Recast the lines below as a Markdown table with the columns Row and Line. Number every line in order and skip any blank ones.

── RECORD EXTRACTS ──

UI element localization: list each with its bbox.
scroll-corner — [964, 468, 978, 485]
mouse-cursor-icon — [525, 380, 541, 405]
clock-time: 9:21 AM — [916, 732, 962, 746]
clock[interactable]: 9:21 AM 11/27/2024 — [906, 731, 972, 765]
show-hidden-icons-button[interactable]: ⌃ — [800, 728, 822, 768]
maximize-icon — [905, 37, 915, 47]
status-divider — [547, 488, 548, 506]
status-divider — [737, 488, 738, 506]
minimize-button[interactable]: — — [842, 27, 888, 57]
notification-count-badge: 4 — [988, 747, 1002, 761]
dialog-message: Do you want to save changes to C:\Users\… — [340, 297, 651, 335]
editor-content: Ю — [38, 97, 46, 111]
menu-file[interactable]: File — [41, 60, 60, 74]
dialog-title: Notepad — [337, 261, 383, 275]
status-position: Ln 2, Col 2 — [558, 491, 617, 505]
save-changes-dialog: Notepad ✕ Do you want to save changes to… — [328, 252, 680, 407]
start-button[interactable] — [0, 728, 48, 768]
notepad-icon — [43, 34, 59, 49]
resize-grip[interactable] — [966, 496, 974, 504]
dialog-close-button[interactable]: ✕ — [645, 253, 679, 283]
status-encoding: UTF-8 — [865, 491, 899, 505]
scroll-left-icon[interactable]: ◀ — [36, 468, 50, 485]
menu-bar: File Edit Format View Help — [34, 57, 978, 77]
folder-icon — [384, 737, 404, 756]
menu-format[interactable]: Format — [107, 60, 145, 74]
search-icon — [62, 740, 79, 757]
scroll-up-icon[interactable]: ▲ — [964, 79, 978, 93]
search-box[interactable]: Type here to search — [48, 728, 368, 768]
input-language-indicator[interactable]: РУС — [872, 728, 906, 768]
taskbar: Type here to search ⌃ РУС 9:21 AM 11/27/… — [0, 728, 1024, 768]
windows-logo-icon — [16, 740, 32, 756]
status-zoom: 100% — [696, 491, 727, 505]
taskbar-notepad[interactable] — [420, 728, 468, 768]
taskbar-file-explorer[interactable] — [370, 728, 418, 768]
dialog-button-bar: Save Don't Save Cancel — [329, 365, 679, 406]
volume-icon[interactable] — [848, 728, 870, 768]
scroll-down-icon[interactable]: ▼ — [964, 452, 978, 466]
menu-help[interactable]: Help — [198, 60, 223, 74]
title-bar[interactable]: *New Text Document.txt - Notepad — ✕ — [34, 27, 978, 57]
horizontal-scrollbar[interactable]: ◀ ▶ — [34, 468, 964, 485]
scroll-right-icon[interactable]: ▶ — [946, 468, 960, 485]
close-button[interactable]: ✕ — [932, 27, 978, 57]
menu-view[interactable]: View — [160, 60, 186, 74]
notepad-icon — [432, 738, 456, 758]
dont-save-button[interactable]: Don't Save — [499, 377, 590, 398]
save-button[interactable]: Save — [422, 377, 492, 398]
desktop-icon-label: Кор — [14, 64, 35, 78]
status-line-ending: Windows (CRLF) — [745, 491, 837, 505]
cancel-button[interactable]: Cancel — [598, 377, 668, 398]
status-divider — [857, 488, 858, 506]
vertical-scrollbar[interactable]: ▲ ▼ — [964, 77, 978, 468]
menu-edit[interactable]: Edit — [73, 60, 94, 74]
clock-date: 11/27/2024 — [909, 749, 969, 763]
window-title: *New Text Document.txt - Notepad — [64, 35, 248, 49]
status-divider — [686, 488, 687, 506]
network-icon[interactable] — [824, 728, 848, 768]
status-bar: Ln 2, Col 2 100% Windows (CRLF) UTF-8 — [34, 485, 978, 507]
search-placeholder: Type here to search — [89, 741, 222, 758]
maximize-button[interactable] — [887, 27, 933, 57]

───

_CORRECT OUTPUT:_
| Row | Line |
|---|---|
| 1 | UI element localization: list each with its bbox. |
| 2 | scroll-corner — [964, 468, 978, 485] |
| 3 | mouse-cursor-icon — [525, 380, 541, 405] |
| 4 | clock-time: 9:21 AM — [916, 732, 962, 746] |
| 5 | clock[interactable]: 9:21 AM 11/27/2024 — [906, 731, 972, 765] |
| 6 | show-hidden-icons-button[interactable]: ⌃ — [800, 728, 822, 768] |
| 7 | maximize-icon — [905, 37, 915, 47] |
| 8 | status-divider — [547, 488, 548, 506] |
| 9 | status-divider — [737, 488, 738, 506] |
| 10 | minimize-button[interactable]: — — [842, 27, 888, 57] |
| 11 | notification-count-badge: 4 — [988, 747, 1002, 761] |
| 12 | dialog-message: Do you want to save changes to C:\Users\… — [340, 297, 651, 335] |
| 13 | editor-content: Ю — [38, 97, 46, 111] |
| 14 | menu-file[interactable]: File — [41, 60, 60, 74] |
| 15 | dialog-title: Notepad — [337, 261, 383, 275] |
| 16 | status-position: Ln 2, Col 2 — [558, 491, 617, 505] |
| 17 | save-changes-dialog: Notepad ✕ Do you want to save changes to… — [328, 252, 680, 407] |
| 18 | start-button[interactable] — [0, 728, 48, 768] |
| 19 | notepad-icon — [43, 34, 59, 49] |
| 20 | resize-grip[interactable] — [966, 496, 974, 504] |
| 21 | dialog-close-button[interactable]: ✕ — [645, 253, 679, 283] |
| 22 | status-encoding: UTF-8 — [865, 491, 899, 505] |
| 23 | scroll-left-icon[interactable]: ◀ — [36, 468, 50, 485] |
| 24 | menu-bar: File Edit Format View Help — [34, 57, 978, 77] |
| 25 | folder-icon — [384, 737, 404, 756] |
| 26 | menu-format[interactable]: Format — [107, 60, 145, 74] |
| 27 | search-icon — [62, 740, 79, 757] |
| 28 | scroll-up-icon[interactable]: ▲ — [964, 79, 978, 93] |
| 29 | search-box[interactable]: Type here to search — [48, 728, 368, 768] |
| 30 | input-language-indicator[interactable]: РУС — [872, 728, 906, 768] |
| 31 | taskbar: Type here to search ⌃ РУС 9:21 AM 11/27/… — [0, 728, 1024, 768] |
| 32 | windows-logo-icon — [16, 740, 32, 756] |
| 33 | status-zoom: 100% — [696, 491, 727, 505] |
| 34 | taskbar-notepad[interactable] — [420, 728, 468, 768] |
| 35 | taskbar-file-explorer[interactable] — [370, 728, 418, 768] |
| 36 | dialog-button-bar: Save Don't Save Cancel — [329, 365, 679, 406] |
| 37 | volume-icon[interactable] — [848, 728, 870, 768] |
| 38 | scroll-down-icon[interactable]: ▼ — [964, 452, 978, 466] |
| 39 | menu-help[interactable]: Help — [198, 60, 223, 74] |
| 40 | title-bar[interactable]: *New Text Document.txt - Notepad — ✕ — [34, 27, 978, 57] |
| 41 | horizontal-scrollbar[interactable]: ◀ ▶ — [34, 468, 964, 485] |
| 42 | scroll-right-icon[interactable]: ▶ — [946, 468, 960, 485] |
| 43 | close-button[interactable]: ✕ — [932, 27, 978, 57] |
| 44 | menu-view[interactable]: View — [160, 60, 186, 74] |
| 45 | notepad-icon — [432, 738, 456, 758] |
| 46 | dont-save-button[interactable]: Don't Save — [499, 377, 590, 398] |
| 47 | save-button[interactable]: Save — [422, 377, 492, 398] |
| 48 | desktop-icon-label: Кор — [14, 64, 35, 78] |
| 49 | status-line-ending: Windows (CRLF) — [745, 491, 837, 505] |
| 50 | cancel-button[interactable]: Cancel — [598, 377, 668, 398] |
| 51 | status-divider — [857, 488, 858, 506] |
| 52 | vertical-scrollbar[interactable]: ▲ ▼ — [964, 77, 978, 468] |
| 53 | menu-edit[interactable]: Edit — [73, 60, 94, 74] |
| 54 | clock-date: 11/27/2024 — [909, 749, 969, 763] |
| 55 | window-title: *New Text Document.txt - Notepad — [64, 35, 248, 49] |
| 56 | status-divider — [686, 488, 687, 506] |
| 57 | network-icon[interactable] — [824, 728, 848, 768] |
| 58 | status-bar: Ln 2, Col 2 100% Windows (CRLF) UTF-8 — [34, 485, 978, 507] |
| 59 | search-placeholder: Type here to search — [89, 741, 222, 758] |
| 60 | maximize-button[interactable] — [887, 27, 933, 57] |